▶ What you should do
Produce the listing below again, exactly as shown.

*** Input data ***

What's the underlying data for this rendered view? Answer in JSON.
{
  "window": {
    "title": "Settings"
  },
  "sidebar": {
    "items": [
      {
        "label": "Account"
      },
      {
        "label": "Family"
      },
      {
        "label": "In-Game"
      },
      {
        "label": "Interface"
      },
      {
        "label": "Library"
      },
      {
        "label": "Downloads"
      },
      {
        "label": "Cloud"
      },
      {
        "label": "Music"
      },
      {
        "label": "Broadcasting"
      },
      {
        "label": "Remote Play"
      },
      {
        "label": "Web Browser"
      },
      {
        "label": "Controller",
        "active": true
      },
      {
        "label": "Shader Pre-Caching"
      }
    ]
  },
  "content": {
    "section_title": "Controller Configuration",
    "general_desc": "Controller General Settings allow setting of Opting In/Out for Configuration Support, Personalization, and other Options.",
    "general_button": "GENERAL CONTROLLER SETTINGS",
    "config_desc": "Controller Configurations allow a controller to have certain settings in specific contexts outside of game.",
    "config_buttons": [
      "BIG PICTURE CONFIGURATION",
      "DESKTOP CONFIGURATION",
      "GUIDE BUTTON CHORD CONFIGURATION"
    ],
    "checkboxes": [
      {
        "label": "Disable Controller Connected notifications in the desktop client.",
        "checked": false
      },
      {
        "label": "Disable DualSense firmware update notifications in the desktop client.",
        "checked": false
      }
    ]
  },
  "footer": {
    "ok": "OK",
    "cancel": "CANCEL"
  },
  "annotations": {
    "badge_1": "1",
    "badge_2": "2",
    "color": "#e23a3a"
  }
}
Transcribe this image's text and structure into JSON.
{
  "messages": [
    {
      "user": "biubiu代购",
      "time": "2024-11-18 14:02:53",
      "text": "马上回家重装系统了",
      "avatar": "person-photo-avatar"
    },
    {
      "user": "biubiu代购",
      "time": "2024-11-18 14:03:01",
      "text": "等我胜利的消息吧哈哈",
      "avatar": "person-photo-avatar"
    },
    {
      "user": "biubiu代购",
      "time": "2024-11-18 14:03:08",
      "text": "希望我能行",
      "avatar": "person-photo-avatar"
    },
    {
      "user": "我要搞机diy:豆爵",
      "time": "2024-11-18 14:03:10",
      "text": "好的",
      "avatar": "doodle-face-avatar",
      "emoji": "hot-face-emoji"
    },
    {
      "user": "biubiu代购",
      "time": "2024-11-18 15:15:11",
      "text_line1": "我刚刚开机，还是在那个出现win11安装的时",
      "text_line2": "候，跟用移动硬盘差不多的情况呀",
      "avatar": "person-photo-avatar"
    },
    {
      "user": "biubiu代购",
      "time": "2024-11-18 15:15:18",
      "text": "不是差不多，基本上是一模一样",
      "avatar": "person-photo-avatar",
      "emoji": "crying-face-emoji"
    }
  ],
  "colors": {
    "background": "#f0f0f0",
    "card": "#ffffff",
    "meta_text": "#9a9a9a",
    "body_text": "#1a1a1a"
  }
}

***

▶ The completed task
What's the underlying data for this rendered view? Answer in JSON.
{
  "window": {
    "title": "Settings"
  },
  "sidebar": {
    "items": [
      {
        "label": "Account"
      },
      {
        "label": "Family"
      },
      {
        "label": "In-Game"
      },
      {
        "label": "Interface"
      },
      {
        "label": "Library"
      },
      {
        "label": "Downloads"
      },
      {
        "label": "Cloud"
      },
      {
        "label": "Music"
      },
      {
        "label": "Broadcasting"
      },
      {
        "label": "Remote Play"
      },
      {
        "label": "Web Browser"
      },
      {
        "label": "Controller",
        "active": true
      },
      {
        "label": "Shader Pre-Caching"
      }
    ]
  },
  "content": {
    "section_title": "Controller Configuration",
    "general_desc": "Controller General Settings allow setting of Opting In/Out for Configuration Support, Personalization, and other Options.",
    "general_button": "GENERAL CONTROLLER SETTINGS",
    "config_desc": "Controller Configurations allow a controller to have certain settings in specific contexts outside of game.",
    "config_buttons": [
      "BIG PICTURE CONFIGURATION",
      "DESKTOP CONFIGURATION",
      "GUIDE BUTTON CHORD CONFIGURATION"
    ],
    "checkboxes": [
      {
        "label": "Disable Controller Connected notifications in the desktop client.",
        "checked": false
      },
      {
        "label": "Disable DualSense firmware update notifications in the desktop client.",
        "checked": false
      }
    ]
  },
  "footer": {
    "ok": "OK",
    "cancel": "CANCEL"
  },
  "annotations": {
    "badge_1": "1",
    "badge_2": "2",
    "color": "#e23a3a"
  }
}
Transcribe this image's text and structure into JSON.
{
  "messages": [
    {
      "user": "biubiu代购",
      "time": "2024-11-18 14:02:53",
      "text": "马上回家重装系统了",
      "avatar": "person-photo-avatar"
    },
    {
      "user": "biubiu代购",
      "time": "2024-11-18 14:03:01",
      "text": "等我胜利的消息吧哈哈",
      "avatar": "person-photo-avatar"
    },
    {
      "user": "biubiu代购",
      "time": "2024-11-18 14:03:08",
      "text": "希望我能行",
      "avatar": "person-photo-avatar"
    },
    {
      "user": "我要搞机diy:豆爵",
      "time": "2024-11-18 14:03:10",
      "text": "好的",
      "avatar": "doodle-face-avatar",
      "emoji": "hot-face-emoji"
    },
    {
      "user": "biubiu代购",
      "time": "2024-11-18 15:15:11",
      "text_line1": "我刚刚开机，还是在那个出现win11安装的时",
      "text_line2": "候，跟用移动硬盘差不多的情况呀",
      "avatar": "person-photo-avatar"
    },
    {
      "user": "biubiu代购",
      "time": "2024-11-18 15:15:18",
      "text": "不是差不多，基本上是一模一样",
      "avatar": "person-photo-avatar",
      "emoji": "crying-face-emoji"
    }
  ],
  "colors": {
    "background": "#f0f0f0",
    "card": "#ffffff",
    "meta_text": "#9a9a9a",
    "body_text": "#1a1a1a"
  }
}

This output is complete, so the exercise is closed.